● **Raw records**:
=======

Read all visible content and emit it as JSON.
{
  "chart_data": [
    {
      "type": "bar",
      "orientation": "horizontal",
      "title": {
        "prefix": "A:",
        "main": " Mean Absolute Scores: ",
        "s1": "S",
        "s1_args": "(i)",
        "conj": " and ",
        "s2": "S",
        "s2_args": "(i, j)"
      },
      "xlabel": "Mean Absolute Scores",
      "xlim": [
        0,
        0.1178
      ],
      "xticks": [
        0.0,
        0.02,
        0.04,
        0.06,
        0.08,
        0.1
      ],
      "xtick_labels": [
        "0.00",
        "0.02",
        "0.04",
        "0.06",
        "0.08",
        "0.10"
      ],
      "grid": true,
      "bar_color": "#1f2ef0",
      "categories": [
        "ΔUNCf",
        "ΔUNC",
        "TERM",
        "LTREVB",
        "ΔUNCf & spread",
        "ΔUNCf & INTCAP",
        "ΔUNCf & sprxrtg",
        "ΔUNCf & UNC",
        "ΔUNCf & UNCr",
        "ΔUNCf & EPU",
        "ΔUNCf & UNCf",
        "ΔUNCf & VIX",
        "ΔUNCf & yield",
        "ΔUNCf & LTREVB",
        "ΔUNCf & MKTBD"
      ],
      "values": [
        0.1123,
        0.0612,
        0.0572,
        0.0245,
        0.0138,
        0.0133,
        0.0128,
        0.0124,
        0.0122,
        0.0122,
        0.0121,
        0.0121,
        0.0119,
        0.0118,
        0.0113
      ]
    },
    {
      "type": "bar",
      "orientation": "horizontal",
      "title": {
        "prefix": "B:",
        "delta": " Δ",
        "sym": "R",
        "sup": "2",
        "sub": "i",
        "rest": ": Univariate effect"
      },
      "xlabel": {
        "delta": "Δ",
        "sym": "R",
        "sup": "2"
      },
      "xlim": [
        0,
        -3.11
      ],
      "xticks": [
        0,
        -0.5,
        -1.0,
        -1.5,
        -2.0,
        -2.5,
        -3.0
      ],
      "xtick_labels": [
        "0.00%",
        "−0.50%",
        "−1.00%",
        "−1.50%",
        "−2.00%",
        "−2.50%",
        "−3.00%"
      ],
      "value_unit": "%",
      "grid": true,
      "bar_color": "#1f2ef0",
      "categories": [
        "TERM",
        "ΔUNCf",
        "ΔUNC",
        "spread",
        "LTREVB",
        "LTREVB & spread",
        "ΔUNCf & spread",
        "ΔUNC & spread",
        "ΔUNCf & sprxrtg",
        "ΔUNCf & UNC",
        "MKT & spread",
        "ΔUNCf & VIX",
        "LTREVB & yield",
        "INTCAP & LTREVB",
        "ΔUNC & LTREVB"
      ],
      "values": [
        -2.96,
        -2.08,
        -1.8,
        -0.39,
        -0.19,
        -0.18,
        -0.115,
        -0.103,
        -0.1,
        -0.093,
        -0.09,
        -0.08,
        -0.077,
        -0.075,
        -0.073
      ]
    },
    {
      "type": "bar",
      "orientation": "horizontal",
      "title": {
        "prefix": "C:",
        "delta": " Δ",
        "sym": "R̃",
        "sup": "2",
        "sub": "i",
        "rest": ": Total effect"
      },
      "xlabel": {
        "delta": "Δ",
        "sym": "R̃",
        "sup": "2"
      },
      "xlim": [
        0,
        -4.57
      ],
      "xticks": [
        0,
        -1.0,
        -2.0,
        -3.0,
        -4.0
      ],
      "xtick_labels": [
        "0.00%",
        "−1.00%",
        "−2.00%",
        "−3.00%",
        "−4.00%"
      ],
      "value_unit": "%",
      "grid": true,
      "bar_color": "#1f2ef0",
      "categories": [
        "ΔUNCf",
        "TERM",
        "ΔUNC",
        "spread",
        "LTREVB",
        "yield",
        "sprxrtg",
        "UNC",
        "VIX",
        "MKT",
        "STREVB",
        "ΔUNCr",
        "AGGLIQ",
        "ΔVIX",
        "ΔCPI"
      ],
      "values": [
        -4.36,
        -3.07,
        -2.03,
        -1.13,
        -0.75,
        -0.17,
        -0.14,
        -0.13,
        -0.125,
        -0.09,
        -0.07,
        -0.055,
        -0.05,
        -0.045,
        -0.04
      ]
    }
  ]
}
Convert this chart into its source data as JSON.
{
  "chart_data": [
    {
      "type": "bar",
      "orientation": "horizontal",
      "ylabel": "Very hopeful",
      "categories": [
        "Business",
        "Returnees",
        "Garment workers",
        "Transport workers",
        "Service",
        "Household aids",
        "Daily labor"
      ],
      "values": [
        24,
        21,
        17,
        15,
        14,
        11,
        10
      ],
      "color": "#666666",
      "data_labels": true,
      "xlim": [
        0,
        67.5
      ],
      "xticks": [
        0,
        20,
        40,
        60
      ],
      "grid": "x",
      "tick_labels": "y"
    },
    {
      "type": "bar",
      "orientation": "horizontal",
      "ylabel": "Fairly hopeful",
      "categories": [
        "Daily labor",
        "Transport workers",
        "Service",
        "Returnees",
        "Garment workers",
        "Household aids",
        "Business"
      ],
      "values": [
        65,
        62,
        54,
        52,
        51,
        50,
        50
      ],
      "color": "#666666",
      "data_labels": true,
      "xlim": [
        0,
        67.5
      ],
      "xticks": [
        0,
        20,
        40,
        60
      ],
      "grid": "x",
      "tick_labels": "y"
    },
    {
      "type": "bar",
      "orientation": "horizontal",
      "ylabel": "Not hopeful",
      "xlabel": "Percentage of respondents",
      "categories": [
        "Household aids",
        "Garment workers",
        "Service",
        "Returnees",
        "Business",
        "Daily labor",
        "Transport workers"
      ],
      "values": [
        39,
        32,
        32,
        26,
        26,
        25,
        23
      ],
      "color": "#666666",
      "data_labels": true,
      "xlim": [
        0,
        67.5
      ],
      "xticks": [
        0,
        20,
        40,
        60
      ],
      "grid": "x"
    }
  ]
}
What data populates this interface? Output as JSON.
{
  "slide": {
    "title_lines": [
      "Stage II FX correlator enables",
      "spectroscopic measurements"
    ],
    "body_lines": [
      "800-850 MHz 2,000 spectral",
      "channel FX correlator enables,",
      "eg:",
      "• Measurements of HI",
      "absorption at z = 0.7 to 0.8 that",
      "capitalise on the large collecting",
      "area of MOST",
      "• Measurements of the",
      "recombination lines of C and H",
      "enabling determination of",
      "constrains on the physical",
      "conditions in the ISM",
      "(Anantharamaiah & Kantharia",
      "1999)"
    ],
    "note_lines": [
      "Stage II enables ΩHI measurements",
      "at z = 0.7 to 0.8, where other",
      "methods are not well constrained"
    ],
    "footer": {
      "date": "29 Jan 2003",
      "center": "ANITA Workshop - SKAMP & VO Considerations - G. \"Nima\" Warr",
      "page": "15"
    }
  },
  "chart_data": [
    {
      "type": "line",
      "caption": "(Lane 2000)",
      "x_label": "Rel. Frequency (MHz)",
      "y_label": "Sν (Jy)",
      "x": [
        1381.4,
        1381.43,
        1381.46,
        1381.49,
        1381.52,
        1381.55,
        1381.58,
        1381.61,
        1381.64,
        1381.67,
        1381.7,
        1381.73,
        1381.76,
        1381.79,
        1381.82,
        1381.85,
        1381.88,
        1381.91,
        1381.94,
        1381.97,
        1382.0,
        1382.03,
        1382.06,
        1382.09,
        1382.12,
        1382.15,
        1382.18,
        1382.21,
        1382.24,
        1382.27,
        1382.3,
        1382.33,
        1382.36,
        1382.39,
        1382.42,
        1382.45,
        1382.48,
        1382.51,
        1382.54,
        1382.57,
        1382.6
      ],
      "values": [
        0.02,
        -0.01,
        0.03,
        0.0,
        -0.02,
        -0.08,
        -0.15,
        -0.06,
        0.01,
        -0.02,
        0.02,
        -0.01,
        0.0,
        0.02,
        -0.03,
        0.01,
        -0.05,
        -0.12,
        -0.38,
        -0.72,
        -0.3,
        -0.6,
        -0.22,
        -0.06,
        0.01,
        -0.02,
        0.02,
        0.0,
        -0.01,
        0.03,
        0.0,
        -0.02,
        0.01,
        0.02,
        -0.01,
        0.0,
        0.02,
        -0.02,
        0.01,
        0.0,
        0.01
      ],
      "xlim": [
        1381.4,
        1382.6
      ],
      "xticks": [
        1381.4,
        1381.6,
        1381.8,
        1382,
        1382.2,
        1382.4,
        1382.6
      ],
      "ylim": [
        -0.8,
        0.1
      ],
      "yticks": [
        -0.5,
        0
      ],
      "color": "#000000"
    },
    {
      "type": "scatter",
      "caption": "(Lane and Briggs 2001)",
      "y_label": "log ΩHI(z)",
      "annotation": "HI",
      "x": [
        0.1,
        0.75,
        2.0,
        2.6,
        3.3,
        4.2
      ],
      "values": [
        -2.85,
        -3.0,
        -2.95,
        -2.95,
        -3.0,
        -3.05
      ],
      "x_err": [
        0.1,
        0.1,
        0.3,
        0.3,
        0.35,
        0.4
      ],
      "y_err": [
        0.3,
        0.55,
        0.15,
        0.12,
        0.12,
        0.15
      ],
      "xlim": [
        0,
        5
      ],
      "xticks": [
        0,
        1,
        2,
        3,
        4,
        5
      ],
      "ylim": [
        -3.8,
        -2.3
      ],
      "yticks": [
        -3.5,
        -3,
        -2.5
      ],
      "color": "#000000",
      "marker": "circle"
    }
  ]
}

=======

● **Direction**: Copy out all lines where the word "hopeful" appears.

● **Answer below**:
      "ylabel": "Very hopeful",
      "ylabel": "Fairly hopeful",
      "ylabel": "Not hopeful",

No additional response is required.